Report only how many lines of the entries below contain the string "dotted".

Data listing:
=======
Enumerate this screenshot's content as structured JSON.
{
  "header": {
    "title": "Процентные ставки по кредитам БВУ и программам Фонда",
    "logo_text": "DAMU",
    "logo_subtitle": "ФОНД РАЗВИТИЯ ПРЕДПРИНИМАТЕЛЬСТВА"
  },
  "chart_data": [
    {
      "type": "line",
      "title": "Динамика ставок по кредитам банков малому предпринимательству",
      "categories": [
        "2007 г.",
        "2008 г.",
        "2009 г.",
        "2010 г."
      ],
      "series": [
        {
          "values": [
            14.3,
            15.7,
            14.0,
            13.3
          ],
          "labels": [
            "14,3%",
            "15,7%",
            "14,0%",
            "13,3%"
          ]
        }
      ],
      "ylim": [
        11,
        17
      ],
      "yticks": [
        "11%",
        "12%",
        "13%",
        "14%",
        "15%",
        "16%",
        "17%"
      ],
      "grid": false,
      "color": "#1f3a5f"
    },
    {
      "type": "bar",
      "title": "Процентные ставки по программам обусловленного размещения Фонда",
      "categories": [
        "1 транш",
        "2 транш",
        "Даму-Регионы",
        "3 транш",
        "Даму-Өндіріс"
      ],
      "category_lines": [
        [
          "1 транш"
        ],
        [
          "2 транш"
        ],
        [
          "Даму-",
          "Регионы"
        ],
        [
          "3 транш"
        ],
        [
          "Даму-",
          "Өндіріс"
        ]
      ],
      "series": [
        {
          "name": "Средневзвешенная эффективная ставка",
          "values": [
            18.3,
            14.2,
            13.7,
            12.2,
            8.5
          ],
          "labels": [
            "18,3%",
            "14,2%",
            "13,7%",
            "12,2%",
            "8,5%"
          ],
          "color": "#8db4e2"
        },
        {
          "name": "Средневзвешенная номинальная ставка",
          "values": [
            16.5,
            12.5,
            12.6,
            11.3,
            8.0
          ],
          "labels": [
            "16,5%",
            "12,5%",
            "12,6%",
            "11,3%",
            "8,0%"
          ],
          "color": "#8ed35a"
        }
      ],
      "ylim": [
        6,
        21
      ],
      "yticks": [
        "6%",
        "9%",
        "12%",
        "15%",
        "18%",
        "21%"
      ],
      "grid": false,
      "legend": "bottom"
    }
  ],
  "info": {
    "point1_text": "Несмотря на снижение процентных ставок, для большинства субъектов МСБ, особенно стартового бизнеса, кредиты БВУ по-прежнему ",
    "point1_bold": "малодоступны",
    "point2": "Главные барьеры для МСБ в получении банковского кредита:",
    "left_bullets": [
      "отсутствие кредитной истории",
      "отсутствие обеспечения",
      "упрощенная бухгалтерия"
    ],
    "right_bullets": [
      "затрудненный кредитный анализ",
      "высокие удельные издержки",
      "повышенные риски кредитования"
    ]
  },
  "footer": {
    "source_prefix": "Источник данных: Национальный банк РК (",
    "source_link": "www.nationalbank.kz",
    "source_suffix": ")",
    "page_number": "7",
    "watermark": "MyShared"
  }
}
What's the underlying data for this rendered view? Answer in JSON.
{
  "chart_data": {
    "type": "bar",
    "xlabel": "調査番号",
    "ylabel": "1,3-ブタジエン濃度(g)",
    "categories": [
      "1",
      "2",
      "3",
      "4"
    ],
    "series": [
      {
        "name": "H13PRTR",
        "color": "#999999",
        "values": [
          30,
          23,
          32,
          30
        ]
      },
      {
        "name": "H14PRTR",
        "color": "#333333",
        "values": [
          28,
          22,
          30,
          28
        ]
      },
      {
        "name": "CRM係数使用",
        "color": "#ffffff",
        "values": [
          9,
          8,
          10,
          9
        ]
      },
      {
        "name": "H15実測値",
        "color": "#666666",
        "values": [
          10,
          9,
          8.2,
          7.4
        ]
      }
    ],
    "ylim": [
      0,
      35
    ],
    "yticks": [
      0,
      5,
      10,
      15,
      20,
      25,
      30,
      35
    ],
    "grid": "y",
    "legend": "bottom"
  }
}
=======
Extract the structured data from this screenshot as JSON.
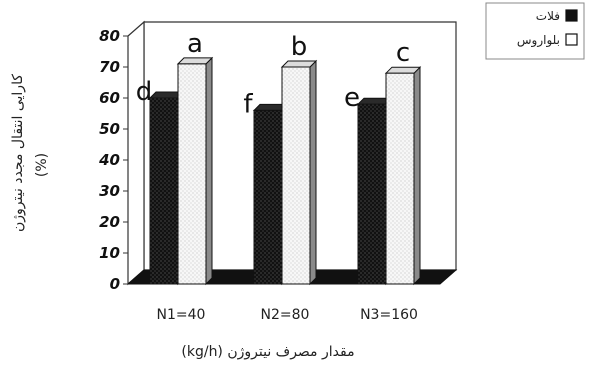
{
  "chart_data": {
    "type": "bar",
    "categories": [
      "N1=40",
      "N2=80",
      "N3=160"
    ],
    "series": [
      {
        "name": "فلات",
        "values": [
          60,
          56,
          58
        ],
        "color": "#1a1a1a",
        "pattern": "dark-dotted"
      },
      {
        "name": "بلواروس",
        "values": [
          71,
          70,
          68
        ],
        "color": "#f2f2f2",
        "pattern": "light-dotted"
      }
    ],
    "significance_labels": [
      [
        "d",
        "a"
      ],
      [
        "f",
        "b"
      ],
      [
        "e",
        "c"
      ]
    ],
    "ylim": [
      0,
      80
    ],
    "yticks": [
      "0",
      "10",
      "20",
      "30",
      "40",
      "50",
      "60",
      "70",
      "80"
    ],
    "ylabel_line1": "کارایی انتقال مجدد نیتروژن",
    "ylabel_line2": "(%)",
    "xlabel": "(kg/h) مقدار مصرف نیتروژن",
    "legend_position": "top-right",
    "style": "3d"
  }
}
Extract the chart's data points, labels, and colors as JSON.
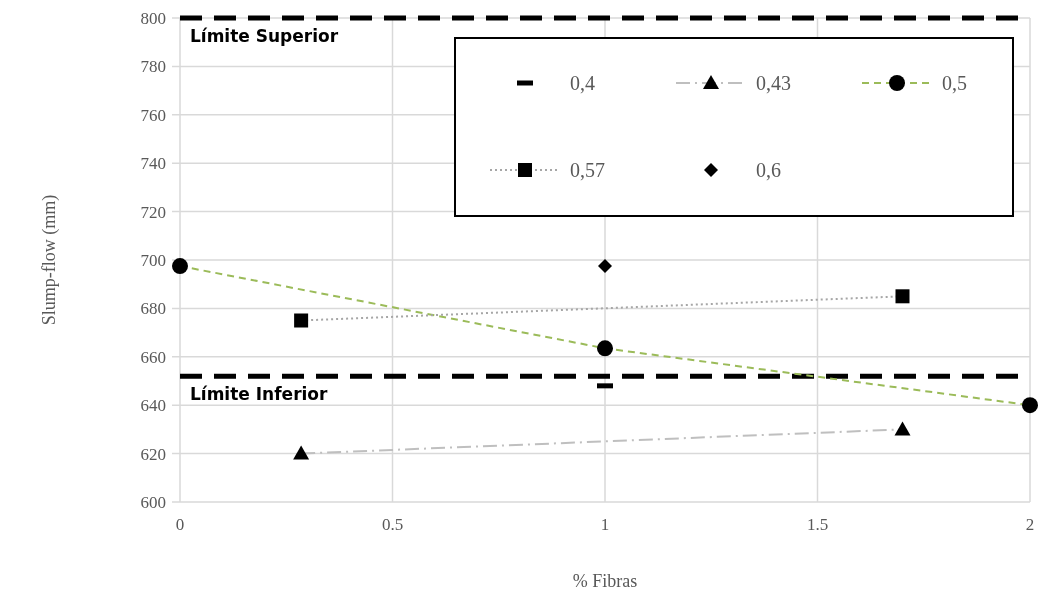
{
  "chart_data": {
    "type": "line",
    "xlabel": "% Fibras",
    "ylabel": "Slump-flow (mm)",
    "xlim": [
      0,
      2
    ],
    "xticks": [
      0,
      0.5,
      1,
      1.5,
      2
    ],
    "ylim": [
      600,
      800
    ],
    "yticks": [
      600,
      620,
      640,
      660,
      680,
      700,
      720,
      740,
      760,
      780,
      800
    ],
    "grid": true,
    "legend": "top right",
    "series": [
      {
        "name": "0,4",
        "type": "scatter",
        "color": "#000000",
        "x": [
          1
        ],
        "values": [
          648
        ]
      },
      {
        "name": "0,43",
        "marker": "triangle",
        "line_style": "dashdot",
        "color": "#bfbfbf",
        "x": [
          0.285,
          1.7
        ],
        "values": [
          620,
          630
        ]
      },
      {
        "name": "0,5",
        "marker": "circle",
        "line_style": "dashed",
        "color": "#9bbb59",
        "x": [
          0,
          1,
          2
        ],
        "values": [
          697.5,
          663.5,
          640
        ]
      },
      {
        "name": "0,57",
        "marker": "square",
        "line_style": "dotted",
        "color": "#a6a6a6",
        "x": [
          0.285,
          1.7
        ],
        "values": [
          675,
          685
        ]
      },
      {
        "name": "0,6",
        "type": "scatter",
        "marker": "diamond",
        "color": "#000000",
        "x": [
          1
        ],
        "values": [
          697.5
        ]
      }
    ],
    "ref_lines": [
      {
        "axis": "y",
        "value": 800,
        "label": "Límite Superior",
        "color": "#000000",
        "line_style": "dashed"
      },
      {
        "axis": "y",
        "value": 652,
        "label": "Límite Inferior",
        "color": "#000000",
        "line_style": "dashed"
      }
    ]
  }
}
=======
▶ _WRITTEN ANSWER_:
3